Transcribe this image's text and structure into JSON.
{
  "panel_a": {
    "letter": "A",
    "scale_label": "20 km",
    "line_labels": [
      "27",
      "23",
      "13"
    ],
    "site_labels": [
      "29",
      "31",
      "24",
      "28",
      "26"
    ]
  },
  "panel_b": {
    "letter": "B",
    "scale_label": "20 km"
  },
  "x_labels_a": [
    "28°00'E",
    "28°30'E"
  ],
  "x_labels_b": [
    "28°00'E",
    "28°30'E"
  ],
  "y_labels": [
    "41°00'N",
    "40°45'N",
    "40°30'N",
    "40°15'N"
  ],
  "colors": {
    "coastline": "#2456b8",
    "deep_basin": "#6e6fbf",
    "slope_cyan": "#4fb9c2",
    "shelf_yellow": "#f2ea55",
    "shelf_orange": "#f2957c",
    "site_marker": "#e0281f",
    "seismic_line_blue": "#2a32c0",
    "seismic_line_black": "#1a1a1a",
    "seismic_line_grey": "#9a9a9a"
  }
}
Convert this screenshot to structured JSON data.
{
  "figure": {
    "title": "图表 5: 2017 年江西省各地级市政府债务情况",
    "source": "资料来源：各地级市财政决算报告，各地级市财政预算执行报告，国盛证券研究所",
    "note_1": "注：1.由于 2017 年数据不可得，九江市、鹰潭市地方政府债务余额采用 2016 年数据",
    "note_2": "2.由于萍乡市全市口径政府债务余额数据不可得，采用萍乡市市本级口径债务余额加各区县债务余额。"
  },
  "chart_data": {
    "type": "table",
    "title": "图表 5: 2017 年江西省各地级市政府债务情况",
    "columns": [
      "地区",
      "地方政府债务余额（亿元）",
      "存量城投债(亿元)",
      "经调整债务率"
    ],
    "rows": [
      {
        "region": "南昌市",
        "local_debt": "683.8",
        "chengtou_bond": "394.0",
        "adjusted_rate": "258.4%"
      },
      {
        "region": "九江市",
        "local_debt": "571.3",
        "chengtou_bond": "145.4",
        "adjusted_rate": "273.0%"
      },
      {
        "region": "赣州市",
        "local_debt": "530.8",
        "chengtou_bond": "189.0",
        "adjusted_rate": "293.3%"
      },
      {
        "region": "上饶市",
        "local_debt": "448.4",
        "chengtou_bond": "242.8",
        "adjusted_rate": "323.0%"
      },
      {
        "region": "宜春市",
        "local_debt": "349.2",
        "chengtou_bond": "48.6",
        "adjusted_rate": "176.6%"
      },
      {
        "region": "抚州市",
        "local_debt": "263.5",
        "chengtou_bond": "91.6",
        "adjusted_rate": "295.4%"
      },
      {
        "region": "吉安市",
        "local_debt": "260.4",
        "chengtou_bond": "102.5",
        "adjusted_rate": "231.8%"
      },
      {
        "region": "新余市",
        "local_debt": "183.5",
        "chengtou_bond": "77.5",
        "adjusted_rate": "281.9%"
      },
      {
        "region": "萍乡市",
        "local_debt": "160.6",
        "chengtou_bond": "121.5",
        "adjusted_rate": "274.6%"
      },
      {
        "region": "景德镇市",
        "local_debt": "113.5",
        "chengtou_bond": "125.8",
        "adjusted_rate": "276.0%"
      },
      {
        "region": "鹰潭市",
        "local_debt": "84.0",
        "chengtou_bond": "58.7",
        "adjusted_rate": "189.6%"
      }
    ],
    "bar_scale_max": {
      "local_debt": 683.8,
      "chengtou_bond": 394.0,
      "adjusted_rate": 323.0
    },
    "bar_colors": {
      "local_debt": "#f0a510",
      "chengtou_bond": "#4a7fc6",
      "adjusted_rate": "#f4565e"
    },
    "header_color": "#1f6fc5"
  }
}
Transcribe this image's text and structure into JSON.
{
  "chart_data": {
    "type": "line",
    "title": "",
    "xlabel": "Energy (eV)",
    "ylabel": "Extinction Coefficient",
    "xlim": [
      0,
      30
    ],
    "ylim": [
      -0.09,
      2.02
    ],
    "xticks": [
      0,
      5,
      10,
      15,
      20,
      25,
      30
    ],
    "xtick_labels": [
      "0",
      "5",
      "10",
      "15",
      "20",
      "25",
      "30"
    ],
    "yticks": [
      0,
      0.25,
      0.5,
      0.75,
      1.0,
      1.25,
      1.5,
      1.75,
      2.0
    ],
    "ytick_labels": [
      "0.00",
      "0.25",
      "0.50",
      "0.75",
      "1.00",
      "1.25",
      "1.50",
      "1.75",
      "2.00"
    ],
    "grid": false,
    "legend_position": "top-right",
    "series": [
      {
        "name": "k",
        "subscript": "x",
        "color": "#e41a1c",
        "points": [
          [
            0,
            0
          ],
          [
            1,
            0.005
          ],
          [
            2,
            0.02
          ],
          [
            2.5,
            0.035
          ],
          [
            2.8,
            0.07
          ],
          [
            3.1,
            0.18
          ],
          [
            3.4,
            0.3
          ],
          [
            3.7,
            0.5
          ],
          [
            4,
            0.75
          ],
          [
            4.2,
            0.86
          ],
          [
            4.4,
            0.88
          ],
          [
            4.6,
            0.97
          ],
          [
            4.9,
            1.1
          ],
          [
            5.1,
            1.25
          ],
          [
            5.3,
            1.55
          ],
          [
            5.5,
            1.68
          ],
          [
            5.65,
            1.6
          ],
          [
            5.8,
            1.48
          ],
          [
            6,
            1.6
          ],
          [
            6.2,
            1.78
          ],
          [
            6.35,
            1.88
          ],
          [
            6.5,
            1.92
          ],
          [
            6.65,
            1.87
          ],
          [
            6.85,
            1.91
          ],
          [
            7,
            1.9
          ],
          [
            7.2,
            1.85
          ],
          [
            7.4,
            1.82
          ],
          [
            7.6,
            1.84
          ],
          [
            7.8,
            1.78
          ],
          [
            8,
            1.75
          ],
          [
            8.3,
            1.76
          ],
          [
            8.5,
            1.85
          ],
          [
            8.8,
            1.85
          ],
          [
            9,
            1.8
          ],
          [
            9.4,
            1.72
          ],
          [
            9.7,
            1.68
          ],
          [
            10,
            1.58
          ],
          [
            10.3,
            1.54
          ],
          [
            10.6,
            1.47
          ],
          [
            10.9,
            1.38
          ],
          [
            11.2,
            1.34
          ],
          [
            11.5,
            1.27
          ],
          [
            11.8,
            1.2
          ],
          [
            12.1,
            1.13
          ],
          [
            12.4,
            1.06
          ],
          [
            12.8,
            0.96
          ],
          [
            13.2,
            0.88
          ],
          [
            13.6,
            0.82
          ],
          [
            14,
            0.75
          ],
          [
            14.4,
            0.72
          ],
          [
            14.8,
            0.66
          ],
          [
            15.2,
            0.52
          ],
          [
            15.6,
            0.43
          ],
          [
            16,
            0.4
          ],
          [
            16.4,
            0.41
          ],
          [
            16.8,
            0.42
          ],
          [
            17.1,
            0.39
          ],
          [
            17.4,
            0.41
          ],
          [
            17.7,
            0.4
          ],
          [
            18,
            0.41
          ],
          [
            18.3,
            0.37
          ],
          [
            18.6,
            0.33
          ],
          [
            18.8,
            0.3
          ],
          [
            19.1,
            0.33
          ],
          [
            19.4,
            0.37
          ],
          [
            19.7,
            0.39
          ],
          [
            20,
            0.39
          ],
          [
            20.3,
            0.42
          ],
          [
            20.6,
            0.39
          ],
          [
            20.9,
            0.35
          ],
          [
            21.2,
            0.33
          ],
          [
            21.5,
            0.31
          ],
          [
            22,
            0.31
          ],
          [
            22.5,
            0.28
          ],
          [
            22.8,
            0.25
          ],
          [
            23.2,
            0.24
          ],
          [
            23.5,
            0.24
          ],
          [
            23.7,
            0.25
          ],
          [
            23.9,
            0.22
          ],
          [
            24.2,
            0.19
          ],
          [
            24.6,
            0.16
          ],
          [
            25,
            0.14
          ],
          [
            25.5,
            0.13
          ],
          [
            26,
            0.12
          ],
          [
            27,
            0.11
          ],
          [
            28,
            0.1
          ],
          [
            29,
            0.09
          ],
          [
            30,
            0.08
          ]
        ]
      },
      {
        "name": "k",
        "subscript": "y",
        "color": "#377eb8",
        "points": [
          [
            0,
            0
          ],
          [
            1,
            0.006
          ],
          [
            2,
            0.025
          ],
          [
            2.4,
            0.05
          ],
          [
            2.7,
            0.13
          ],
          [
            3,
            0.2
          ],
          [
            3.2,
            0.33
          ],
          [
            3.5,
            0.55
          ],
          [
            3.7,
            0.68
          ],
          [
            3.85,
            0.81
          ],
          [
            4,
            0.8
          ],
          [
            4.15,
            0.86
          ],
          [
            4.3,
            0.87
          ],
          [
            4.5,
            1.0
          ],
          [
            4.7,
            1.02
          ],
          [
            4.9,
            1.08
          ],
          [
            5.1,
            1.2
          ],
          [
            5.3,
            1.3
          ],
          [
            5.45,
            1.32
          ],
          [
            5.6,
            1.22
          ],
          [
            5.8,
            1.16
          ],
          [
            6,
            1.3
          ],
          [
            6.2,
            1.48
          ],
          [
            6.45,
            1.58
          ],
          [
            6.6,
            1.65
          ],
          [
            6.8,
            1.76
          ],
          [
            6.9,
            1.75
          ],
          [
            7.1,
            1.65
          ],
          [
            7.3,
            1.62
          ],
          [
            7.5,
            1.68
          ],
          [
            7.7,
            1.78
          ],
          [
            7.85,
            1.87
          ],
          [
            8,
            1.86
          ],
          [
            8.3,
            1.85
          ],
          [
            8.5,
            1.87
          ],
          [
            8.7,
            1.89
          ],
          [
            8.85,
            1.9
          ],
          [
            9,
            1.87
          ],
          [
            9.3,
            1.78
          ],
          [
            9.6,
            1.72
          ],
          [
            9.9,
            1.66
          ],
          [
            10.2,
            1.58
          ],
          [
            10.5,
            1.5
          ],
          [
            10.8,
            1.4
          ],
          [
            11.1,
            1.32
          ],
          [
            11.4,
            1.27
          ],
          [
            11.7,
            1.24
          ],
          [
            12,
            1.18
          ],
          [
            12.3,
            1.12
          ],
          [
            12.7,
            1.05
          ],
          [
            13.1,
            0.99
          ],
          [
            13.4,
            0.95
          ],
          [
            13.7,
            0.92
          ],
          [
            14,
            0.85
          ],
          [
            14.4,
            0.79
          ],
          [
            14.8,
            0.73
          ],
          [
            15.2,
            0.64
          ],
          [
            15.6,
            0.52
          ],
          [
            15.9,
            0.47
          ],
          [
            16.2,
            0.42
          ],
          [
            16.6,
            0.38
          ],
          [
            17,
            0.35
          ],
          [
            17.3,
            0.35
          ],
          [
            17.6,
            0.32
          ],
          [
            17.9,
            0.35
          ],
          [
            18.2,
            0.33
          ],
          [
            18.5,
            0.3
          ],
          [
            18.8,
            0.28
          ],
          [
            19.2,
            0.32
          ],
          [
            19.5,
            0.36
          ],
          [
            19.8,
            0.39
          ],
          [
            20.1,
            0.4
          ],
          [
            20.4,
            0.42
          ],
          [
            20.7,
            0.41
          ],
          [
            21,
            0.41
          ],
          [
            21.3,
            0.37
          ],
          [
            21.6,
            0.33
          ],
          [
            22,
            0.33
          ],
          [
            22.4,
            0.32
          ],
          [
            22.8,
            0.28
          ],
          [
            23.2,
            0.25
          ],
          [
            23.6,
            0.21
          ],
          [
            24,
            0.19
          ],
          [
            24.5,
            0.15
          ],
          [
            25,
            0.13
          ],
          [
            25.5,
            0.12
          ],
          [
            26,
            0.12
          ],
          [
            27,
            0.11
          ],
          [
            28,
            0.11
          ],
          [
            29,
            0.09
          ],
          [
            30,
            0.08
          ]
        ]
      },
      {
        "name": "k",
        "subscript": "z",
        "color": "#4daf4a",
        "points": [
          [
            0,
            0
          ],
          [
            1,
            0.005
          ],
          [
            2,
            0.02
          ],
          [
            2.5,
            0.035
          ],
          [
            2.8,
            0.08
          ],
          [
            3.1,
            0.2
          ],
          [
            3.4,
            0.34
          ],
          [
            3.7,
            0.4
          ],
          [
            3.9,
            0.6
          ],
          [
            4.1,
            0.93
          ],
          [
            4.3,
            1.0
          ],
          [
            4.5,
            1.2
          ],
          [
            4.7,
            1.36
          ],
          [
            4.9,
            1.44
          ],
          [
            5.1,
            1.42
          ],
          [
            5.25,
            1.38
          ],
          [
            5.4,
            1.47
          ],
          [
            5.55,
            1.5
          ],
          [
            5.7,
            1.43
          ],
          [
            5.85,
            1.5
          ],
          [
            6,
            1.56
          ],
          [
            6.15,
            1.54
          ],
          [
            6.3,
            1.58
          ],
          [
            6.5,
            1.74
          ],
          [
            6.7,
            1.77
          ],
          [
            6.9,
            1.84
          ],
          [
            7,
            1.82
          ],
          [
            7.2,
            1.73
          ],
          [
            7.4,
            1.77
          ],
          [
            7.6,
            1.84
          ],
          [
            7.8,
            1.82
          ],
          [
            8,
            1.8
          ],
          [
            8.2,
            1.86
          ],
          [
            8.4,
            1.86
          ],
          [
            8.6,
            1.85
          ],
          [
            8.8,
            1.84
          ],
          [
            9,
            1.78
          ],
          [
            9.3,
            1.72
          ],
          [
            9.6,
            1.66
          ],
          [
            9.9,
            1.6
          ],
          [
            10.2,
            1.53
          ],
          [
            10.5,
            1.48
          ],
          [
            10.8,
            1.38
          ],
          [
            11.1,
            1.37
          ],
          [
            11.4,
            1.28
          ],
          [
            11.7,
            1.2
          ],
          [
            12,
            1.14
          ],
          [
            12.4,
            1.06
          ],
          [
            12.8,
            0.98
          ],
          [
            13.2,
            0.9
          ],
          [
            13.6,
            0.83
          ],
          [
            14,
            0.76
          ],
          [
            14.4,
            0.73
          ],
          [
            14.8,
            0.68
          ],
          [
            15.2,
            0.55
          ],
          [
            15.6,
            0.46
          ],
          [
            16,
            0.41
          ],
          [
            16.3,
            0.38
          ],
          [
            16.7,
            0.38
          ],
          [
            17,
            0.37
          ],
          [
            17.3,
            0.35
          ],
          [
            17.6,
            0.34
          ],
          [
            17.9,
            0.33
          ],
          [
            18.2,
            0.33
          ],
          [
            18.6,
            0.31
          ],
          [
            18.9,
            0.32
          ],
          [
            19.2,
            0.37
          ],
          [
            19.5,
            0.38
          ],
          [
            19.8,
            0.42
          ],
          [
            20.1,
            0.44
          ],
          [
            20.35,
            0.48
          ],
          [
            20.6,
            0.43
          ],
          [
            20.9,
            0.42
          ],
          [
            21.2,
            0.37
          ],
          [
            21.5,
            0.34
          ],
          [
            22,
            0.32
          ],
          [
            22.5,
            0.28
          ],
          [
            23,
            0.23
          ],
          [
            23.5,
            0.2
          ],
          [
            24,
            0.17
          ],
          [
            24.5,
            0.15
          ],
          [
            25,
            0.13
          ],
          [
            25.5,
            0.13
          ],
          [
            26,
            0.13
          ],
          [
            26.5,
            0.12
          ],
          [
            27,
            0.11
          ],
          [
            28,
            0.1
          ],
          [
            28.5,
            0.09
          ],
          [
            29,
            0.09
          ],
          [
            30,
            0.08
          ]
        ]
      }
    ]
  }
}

§

### [Instruction]
Copy each line of the records containing the string "region".

### [Task solution]
        "region": "南昌市",
        "region": "九江市",
        "region": "赣州市",
        "region": "上饶市",
        "region": "宜春市",
        "region": "抚州市",
        "region": "吉安市",
        "region": "新余市",
        "region": "萍乡市",
        "region": "景德镇市",
        "region": "鹰潭市",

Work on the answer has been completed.